(Collection entries)

Begin

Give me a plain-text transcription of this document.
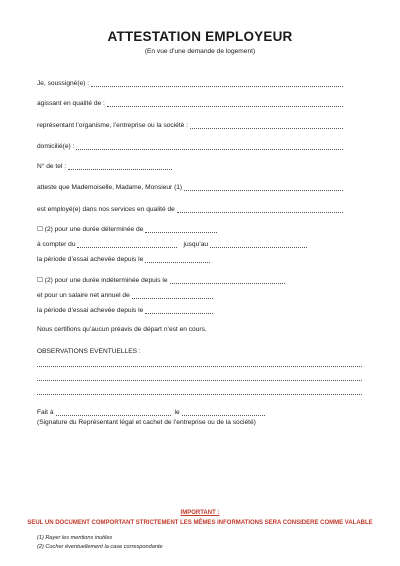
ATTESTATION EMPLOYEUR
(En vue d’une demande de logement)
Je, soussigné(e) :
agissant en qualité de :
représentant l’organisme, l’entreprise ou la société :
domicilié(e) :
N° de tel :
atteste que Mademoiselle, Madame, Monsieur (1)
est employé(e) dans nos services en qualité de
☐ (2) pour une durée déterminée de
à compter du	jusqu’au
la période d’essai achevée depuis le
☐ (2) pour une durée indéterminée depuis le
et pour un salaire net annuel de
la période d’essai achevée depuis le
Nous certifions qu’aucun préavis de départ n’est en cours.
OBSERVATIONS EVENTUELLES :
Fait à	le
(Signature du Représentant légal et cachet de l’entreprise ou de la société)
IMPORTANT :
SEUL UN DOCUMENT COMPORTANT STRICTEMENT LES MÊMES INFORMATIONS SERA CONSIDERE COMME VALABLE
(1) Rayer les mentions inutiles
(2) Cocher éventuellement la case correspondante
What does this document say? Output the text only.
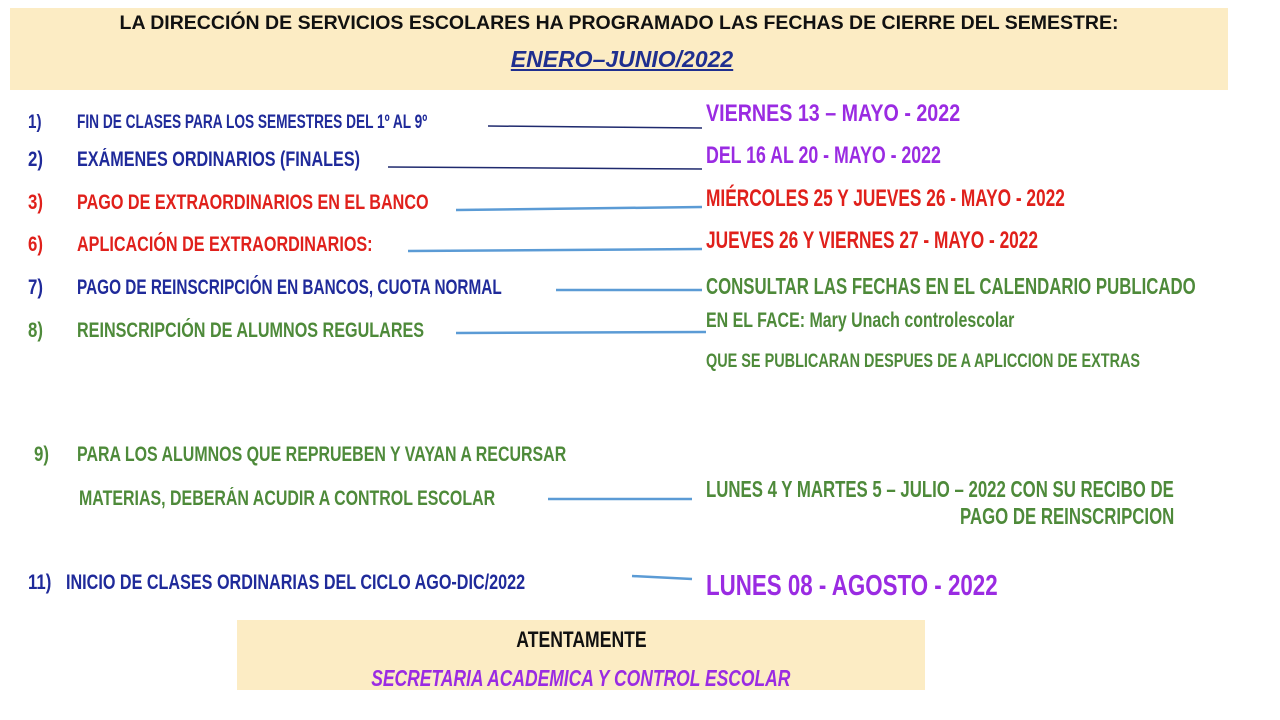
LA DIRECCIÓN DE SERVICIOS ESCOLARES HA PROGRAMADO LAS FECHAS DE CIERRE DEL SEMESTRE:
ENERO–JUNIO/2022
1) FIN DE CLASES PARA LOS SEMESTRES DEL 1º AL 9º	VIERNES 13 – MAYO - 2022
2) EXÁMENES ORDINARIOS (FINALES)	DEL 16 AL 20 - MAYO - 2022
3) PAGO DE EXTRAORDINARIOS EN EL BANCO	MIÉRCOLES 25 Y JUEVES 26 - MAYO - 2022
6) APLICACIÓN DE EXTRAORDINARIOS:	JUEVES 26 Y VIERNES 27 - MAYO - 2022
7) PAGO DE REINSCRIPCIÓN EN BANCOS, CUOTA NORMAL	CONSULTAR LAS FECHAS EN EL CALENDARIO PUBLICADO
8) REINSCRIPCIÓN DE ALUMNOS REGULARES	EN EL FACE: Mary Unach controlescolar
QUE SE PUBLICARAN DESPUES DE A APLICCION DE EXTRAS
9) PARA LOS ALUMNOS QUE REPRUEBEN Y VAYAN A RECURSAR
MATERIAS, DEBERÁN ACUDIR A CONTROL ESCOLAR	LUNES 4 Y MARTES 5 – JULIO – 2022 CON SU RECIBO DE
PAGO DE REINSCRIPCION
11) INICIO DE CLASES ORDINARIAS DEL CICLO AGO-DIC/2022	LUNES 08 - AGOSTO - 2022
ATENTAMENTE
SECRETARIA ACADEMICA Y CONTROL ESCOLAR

End

Could you repeat, exactly and with nothing else, the lines from the one containing "What does this" through the last line of the records above, leaving out the pictures?

What does this document say? Output the text only.
LA DIRECCIÓN DE SERVICIOS ESCOLARES HA PROGRAMADO LAS FECHAS DE CIERRE DEL SEMESTRE:
ENERO–JUNIO/2022
1) FIN DE CLASES PARA LOS SEMESTRES DEL 1º AL 9º	VIERNES 13 – MAYO - 2022
2) EXÁMENES ORDINARIOS (FINALES)	DEL 16 AL 20 - MAYO - 2022
3) PAGO DE EXTRAORDINARIOS EN EL BANCO	MIÉRCOLES 25 Y JUEVES 26 - MAYO - 2022
6) APLICACIÓN DE EXTRAORDINARIOS:	JUEVES 26 Y VIERNES 27 - MAYO - 2022
7) PAGO DE REINSCRIPCIÓN EN BANCOS, CUOTA NORMAL	CONSULTAR LAS FECHAS EN EL CALENDARIO PUBLICADO
8) REINSCRIPCIÓN DE ALUMNOS REGULARES	EN EL FACE: Mary Unach controlescolar
QUE SE PUBLICARAN DESPUES DE A APLICCION DE EXTRAS
9) PARA LOS ALUMNOS QUE REPRUEBEN Y VAYAN A RECURSAR
MATERIAS, DEBERÁN ACUDIR A CONTROL ESCOLAR	LUNES 4 Y MARTES 5 – JULIO – 2022 CON SU RECIBO DE
PAGO DE REINSCRIPCION
11) INICIO DE CLASES ORDINARIAS DEL CICLO AGO-DIC/2022	LUNES 08 - AGOSTO - 2022
ATENTAMENTE
SECRETARIA ACADEMICA Y CONTROL ESCOLAR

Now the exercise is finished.